→ DATASET RECORDS
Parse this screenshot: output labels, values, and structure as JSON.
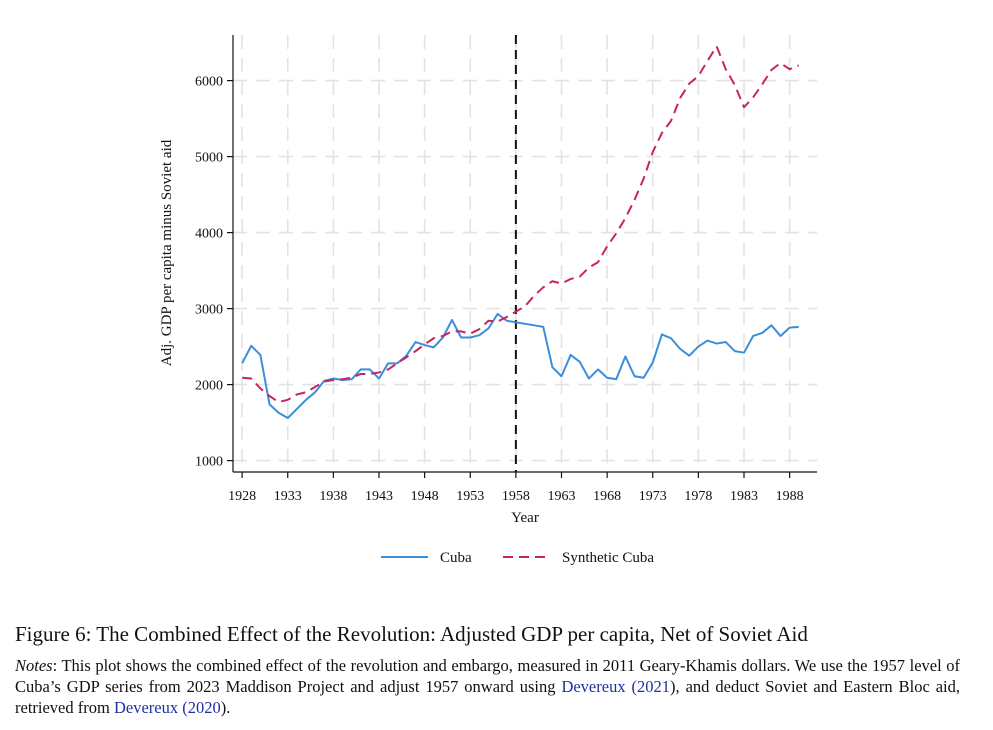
{
  "chart_data": {
    "type": "line",
    "title": "",
    "xlabel": "Year",
    "ylabel": "Adj. GDP per capita minus Soviet aid",
    "xlim": [
      1927,
      1991
    ],
    "ylim": [
      850,
      6600
    ],
    "grid": true,
    "x_ticks": [
      1928,
      1933,
      1938,
      1943,
      1948,
      1953,
      1958,
      1963,
      1968,
      1973,
      1978,
      1983,
      1988
    ],
    "y_ticks": [
      1000,
      2000,
      3000,
      4000,
      5000,
      6000
    ],
    "vline": {
      "x": 1958,
      "style": "dashed"
    },
    "legend_position": "bottom",
    "series": [
      {
        "name": "Cuba",
        "color": "#3a8fdc",
        "dash": "solid",
        "x": [
          1928,
          1929,
          1930,
          1931,
          1932,
          1933,
          1934,
          1935,
          1936,
          1937,
          1938,
          1939,
          1940,
          1941,
          1942,
          1943,
          1944,
          1945,
          1946,
          1947,
          1948,
          1949,
          1950,
          1951,
          1952,
          1953,
          1954,
          1955,
          1956,
          1957,
          1958,
          1959,
          1960,
          1961,
          1962,
          1963,
          1964,
          1965,
          1966,
          1967,
          1968,
          1969,
          1970,
          1971,
          1972,
          1973,
          1974,
          1975,
          1976,
          1977,
          1978,
          1979,
          1980,
          1981,
          1982,
          1983,
          1984,
          1985,
          1986,
          1987,
          1988,
          1989
        ],
        "values": [
          2280,
          2510,
          2390,
          1740,
          1630,
          1560,
          1680,
          1800,
          1900,
          2050,
          2080,
          2060,
          2070,
          2200,
          2200,
          2080,
          2280,
          2280,
          2380,
          2560,
          2520,
          2490,
          2620,
          2850,
          2620,
          2620,
          2650,
          2740,
          2930,
          2840,
          2820,
          2800,
          2780,
          2760,
          2230,
          2110,
          2390,
          2300,
          2080,
          2200,
          2090,
          2070,
          2370,
          2110,
          2090,
          2290,
          2660,
          2610,
          2470,
          2380,
          2500,
          2580,
          2540,
          2560,
          2440,
          2420,
          2640,
          2680,
          2780,
          2640,
          2750,
          2760
        ]
      },
      {
        "name": "Synthetic Cuba",
        "color": "#c8245f",
        "dash": "dashed",
        "x": [
          1928,
          1929,
          1930,
          1931,
          1932,
          1933,
          1934,
          1935,
          1936,
          1937,
          1938,
          1939,
          1940,
          1941,
          1942,
          1943,
          1944,
          1945,
          1946,
          1947,
          1948,
          1949,
          1950,
          1951,
          1952,
          1953,
          1954,
          1955,
          1956,
          1957,
          1958,
          1959,
          1960,
          1961,
          1962,
          1963,
          1964,
          1965,
          1966,
          1967,
          1968,
          1969,
          1970,
          1971,
          1972,
          1973,
          1974,
          1975,
          1976,
          1977,
          1978,
          1979,
          1980,
          1981,
          1982,
          1983,
          1984,
          1985,
          1986,
          1987,
          1988,
          1989
        ],
        "values": [
          2090,
          2080,
          1950,
          1850,
          1770,
          1800,
          1870,
          1900,
          1970,
          2040,
          2060,
          2070,
          2090,
          2140,
          2140,
          2160,
          2200,
          2280,
          2360,
          2440,
          2530,
          2610,
          2640,
          2700,
          2700,
          2670,
          2730,
          2840,
          2830,
          2890,
          2960,
          3030,
          3170,
          3280,
          3360,
          3330,
          3390,
          3420,
          3540,
          3610,
          3820,
          3990,
          4190,
          4430,
          4710,
          5060,
          5310,
          5470,
          5770,
          5960,
          6060,
          6260,
          6450,
          6150,
          5940,
          5650,
          5780,
          5950,
          6140,
          6230,
          6150,
          6200
        ]
      }
    ]
  },
  "caption": {
    "title": "Figure 6:  The Combined Effect of the Revolution:  Adjusted GDP per capita, Net of Soviet Aid",
    "notes_label": "Notes",
    "notes_part1": ": This plot shows the combined effect of the revolution and embargo, measured in 2011 Geary-Khamis dollars. We use the 1957 level of Cuba’s GDP series from 2023 Maddison Project and adjust 1957 onward using ",
    "cite1_name": "Devereux",
    "cite1_year": "2021",
    "notes_part2": "), and deduct Soviet and Eastern Bloc aid, retrieved from ",
    "cite2_name": "Devereux",
    "cite2_year": "2020",
    "notes_part3": ")."
  }
}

→ WHAT NEEDS TO BE DONE
Pick out every line above that holds the word "Soviet" and copy it.

→ RESPONSE
    "ylabel": "Adj. GDP per capita minus Soviet aid",
    "title": "Figure 6:  The Combined Effect of the Revolution:  Adjusted GDP per capita, Net of Soviet Aid",
    "notes_part2": "), and deduct Soviet and Eastern Bloc aid, retrieved from ",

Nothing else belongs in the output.